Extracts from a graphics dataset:
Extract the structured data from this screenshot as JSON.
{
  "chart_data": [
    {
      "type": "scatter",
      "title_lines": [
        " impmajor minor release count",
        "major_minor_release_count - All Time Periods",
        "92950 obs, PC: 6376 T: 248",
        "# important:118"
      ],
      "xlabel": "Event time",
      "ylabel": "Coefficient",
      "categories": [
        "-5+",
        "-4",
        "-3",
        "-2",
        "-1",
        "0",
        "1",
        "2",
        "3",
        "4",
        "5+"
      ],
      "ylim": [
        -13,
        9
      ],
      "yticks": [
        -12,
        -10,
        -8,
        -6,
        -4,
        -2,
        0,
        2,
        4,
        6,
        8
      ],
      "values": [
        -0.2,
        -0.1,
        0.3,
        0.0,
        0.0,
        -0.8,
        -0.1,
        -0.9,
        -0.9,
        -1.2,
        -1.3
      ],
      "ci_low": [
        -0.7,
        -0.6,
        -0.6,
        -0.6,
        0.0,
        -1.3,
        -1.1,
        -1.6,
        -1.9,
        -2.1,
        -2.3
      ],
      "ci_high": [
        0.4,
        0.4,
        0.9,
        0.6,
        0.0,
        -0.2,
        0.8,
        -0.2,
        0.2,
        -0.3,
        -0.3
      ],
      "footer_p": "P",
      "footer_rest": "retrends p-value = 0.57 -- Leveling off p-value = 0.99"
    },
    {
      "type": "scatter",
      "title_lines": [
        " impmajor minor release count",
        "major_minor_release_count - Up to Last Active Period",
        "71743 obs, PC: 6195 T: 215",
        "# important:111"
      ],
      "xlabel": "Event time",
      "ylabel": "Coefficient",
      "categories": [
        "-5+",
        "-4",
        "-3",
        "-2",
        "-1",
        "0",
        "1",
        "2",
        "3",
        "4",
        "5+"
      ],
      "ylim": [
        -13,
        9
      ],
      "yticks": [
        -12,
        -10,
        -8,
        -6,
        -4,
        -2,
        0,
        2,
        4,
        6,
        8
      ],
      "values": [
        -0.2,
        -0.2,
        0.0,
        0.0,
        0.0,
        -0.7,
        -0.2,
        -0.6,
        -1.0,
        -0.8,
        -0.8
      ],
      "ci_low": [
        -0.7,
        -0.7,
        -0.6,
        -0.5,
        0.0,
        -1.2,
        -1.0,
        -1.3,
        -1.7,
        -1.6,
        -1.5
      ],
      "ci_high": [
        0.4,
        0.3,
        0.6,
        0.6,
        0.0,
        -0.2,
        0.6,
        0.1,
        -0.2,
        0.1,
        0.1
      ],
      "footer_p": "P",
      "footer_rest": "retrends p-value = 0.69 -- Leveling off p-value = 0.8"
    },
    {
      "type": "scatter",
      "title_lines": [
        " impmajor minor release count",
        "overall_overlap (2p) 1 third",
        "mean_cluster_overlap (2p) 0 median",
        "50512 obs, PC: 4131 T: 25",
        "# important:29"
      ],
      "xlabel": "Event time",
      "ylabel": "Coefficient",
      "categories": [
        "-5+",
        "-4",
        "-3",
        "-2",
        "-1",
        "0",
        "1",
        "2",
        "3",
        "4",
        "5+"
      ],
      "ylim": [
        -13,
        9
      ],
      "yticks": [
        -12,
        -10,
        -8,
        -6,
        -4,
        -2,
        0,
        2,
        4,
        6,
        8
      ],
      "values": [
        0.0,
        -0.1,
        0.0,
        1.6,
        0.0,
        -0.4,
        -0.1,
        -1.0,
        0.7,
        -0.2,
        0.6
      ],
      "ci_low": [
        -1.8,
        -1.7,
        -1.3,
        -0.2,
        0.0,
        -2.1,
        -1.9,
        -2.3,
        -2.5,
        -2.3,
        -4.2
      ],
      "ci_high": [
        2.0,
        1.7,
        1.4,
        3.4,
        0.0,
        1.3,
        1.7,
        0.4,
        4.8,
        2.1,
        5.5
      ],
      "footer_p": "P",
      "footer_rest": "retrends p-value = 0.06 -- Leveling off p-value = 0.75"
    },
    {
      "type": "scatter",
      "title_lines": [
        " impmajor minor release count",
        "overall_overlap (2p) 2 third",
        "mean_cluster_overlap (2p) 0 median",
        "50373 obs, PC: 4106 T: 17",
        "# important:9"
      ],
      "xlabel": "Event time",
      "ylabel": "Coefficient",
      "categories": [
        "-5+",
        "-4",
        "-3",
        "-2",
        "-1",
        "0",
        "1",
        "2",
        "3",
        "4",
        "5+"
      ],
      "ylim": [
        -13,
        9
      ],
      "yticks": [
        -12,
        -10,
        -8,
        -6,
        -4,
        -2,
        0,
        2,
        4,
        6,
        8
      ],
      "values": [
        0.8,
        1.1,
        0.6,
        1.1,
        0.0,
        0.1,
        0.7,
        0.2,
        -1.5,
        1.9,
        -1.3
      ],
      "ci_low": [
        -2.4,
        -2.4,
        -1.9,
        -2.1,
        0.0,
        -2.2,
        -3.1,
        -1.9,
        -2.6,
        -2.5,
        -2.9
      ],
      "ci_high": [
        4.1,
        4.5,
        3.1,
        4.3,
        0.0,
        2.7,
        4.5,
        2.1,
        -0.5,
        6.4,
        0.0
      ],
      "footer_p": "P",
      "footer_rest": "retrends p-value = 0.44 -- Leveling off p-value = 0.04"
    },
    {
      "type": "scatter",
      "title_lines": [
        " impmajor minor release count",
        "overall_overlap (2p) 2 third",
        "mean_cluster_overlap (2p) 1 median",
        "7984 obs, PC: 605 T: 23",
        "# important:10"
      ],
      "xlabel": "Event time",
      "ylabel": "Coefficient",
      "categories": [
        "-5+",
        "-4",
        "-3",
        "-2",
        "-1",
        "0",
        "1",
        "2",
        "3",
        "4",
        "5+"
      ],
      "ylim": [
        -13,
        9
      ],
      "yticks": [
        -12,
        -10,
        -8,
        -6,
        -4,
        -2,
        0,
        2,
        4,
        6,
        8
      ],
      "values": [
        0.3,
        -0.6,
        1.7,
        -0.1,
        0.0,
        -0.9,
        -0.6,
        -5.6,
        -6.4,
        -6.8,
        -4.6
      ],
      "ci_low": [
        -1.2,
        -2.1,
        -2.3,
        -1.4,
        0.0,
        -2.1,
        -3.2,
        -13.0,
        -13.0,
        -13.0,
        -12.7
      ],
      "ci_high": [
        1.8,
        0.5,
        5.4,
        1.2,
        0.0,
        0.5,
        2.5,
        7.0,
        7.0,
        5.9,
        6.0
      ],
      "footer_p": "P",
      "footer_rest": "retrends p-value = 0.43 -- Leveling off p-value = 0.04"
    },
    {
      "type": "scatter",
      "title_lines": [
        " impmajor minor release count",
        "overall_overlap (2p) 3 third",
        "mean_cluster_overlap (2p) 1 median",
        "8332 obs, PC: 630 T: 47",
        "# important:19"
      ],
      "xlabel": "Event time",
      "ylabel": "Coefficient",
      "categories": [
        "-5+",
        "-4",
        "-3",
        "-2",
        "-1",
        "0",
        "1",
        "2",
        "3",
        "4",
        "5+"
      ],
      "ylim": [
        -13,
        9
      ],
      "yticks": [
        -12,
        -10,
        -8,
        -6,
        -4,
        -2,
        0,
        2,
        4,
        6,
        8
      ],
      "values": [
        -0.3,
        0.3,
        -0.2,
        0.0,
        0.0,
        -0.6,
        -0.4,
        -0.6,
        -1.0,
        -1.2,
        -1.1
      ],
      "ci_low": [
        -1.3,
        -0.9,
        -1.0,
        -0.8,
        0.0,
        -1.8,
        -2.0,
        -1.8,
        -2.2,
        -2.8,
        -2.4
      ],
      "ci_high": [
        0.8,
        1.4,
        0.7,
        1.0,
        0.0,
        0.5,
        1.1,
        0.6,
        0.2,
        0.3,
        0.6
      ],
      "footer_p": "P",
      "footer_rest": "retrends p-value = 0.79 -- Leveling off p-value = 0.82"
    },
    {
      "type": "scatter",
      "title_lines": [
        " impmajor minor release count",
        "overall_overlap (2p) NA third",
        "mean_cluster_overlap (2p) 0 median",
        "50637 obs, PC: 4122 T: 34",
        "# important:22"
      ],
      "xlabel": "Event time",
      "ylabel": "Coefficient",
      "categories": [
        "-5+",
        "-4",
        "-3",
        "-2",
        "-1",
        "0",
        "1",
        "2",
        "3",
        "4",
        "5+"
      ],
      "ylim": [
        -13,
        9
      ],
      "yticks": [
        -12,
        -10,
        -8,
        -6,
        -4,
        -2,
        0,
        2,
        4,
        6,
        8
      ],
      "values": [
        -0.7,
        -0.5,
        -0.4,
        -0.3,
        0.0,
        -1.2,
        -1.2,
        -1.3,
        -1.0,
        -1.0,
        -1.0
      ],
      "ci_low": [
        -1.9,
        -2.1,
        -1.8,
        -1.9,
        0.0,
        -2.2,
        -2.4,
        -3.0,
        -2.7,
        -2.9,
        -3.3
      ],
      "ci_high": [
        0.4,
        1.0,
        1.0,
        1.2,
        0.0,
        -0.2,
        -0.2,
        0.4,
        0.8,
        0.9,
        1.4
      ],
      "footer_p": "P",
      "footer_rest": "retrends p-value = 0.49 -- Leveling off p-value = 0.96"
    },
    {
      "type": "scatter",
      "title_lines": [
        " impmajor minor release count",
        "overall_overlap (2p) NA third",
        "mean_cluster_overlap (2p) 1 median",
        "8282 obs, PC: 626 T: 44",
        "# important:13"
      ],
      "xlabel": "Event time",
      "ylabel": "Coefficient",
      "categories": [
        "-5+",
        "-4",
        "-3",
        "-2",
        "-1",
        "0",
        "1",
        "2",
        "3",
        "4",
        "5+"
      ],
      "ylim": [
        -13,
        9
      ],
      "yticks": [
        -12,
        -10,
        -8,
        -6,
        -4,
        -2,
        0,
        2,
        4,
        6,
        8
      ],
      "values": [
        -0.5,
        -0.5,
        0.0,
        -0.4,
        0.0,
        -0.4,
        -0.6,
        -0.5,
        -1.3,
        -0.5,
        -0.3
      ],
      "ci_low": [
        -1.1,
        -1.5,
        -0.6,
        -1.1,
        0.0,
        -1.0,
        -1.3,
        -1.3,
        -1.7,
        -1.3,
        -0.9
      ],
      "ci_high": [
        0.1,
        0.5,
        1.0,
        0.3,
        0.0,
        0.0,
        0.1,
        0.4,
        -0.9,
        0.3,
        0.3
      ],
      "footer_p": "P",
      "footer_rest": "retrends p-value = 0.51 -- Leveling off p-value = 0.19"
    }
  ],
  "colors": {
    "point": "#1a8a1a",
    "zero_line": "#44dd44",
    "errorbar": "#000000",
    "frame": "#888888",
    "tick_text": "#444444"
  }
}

TASK: Copy each line above where the string "retrends" occurs.

RESPONSE:
      "footer_rest": "retrends p-value = 0.57 -- Leveling off p-value = 0.99"
      "footer_rest": "retrends p-value = 0.69 -- Leveling off p-value = 0.8"
      "footer_rest": "retrends p-value = 0.06 -- Leveling off p-value = 0.75"
      "footer_rest": "retrends p-value = 0.44 -- Leveling off p-value = 0.04"
      "footer_rest": "retrends p-value = 0.43 -- Leveling off p-value = 0.04"
      "footer_rest": "retrends p-value = 0.79 -- Leveling off p-value = 0.82"
      "footer_rest": "retrends p-value = 0.49 -- Leveling off p-value = 0.96"
      "footer_rest": "retrends p-value = 0.51 -- Leveling off p-value = 0.19"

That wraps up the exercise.